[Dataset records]
━━━
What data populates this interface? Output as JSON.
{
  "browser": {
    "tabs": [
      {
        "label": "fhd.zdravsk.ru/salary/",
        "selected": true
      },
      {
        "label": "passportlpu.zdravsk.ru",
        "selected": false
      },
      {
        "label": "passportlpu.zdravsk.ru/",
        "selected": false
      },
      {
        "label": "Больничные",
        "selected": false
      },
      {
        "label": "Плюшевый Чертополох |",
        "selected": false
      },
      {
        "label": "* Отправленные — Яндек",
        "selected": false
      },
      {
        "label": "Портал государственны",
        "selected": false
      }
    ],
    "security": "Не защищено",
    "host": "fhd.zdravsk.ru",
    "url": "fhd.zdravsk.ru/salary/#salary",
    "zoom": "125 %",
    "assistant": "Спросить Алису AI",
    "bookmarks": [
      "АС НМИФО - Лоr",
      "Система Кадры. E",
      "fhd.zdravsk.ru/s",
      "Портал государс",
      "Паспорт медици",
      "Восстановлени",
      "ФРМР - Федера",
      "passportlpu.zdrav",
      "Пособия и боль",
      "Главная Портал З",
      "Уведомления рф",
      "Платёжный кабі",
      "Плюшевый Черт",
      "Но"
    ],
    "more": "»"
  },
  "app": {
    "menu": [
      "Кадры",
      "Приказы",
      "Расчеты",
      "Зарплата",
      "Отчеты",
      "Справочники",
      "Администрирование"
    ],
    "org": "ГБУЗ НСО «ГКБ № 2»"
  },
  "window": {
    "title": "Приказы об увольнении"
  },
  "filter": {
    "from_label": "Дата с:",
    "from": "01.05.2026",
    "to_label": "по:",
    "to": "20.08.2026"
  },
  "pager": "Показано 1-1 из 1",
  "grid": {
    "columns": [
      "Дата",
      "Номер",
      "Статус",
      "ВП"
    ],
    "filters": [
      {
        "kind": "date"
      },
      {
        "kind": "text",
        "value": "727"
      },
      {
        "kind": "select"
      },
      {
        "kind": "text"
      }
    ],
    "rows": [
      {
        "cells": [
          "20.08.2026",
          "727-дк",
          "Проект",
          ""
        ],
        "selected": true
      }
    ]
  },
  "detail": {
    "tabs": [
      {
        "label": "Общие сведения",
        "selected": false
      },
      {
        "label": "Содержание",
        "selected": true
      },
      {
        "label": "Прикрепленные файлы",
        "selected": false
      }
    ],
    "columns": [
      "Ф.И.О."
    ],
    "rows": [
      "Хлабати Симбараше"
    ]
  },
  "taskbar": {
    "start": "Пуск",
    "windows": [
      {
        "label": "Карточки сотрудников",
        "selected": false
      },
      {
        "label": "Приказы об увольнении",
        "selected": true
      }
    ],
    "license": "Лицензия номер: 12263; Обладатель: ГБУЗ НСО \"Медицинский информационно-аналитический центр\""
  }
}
━━━
PROBLEM TO WORK ON:
Set down the material above again, word for word.

OUTPUT OF THE EXERCISE:
What data populates this interface? Output as JSON.
{
  "browser": {
    "tabs": [
      {
        "label": "fhd.zdravsk.ru/salary/",
        "selected": true
      },
      {
        "label": "passportlpu.zdravsk.ru",
        "selected": false
      },
      {
        "label": "passportlpu.zdravsk.ru/",
        "selected": false
      },
      {
        "label": "Больничные",
        "selected": false
      },
      {
        "label": "Плюшевый Чертополох |",
        "selected": false
      },
      {
        "label": "* Отправленные — Яндек",
        "selected": false
      },
      {
        "label": "Портал государственны",
        "selected": false
      }
    ],
    "security": "Не защищено",
    "host": "fhd.zdravsk.ru",
    "url": "fhd.zdravsk.ru/salary/#salary",
    "zoom": "125 %",
    "assistant": "Спросить Алису AI",
    "bookmarks": [
      "АС НМИФО - Лоr",
      "Система Кадры. E",
      "fhd.zdravsk.ru/s",
      "Портал государс",
      "Паспорт медици",
      "Восстановлени",
      "ФРМР - Федера",
      "passportlpu.zdrav",
      "Пособия и боль",
      "Главная Портал З",
      "Уведомления рф",
      "Платёжный кабі",
      "Плюшевый Черт",
      "Но"
    ],
    "more": "»"
  },
  "app": {
    "menu": [
      "Кадры",
      "Приказы",
      "Расчеты",
      "Зарплата",
      "Отчеты",
      "Справочники",
      "Администрирование"
    ],
    "org": "ГБУЗ НСО «ГКБ № 2»"
  },
  "window": {
    "title": "Приказы об увольнении"
  },
  "filter": {
    "from_label": "Дата с:",
    "from": "01.05.2026",
    "to_label": "по:",
    "to": "20.08.2026"
  },
  "pager": "Показано 1-1 из 1",
  "grid": {
    "columns": [
      "Дата",
      "Номер",
      "Статус",
      "ВП"
    ],
    "filters": [
      {
        "kind": "date"
      },
      {
        "kind": "text",
        "value": "727"
      },
      {
        "kind": "select"
      },
      {
        "kind": "text"
      }
    ],
    "rows": [
      {
        "cells": [
          "20.08.2026",
          "727-дк",
          "Проект",
          ""
        ],
        "selected": true
      }
    ]
  },
  "detail": {
    "tabs": [
      {
        "label": "Общие сведения",
        "selected": false
      },
      {
        "label": "Содержание",
        "selected": true
      },
      {
        "label": "Прикрепленные файлы",
        "selected": false
      }
    ],
    "columns": [
      "Ф.И.О."
    ],
    "rows": [
      "Хлабати Симбараше"
    ]
  },
  "taskbar": {
    "start": "Пуск",
    "windows": [
      {
        "label": "Карточки сотрудников",
        "selected": false
      },
      {
        "label": "Приказы об увольнении",
        "selected": true
      }
    ],
    "license": "Лицензия номер: 12263; Обладатель: ГБУЗ НСО \"Медицинский информационно-аналитический центр\""
  }
}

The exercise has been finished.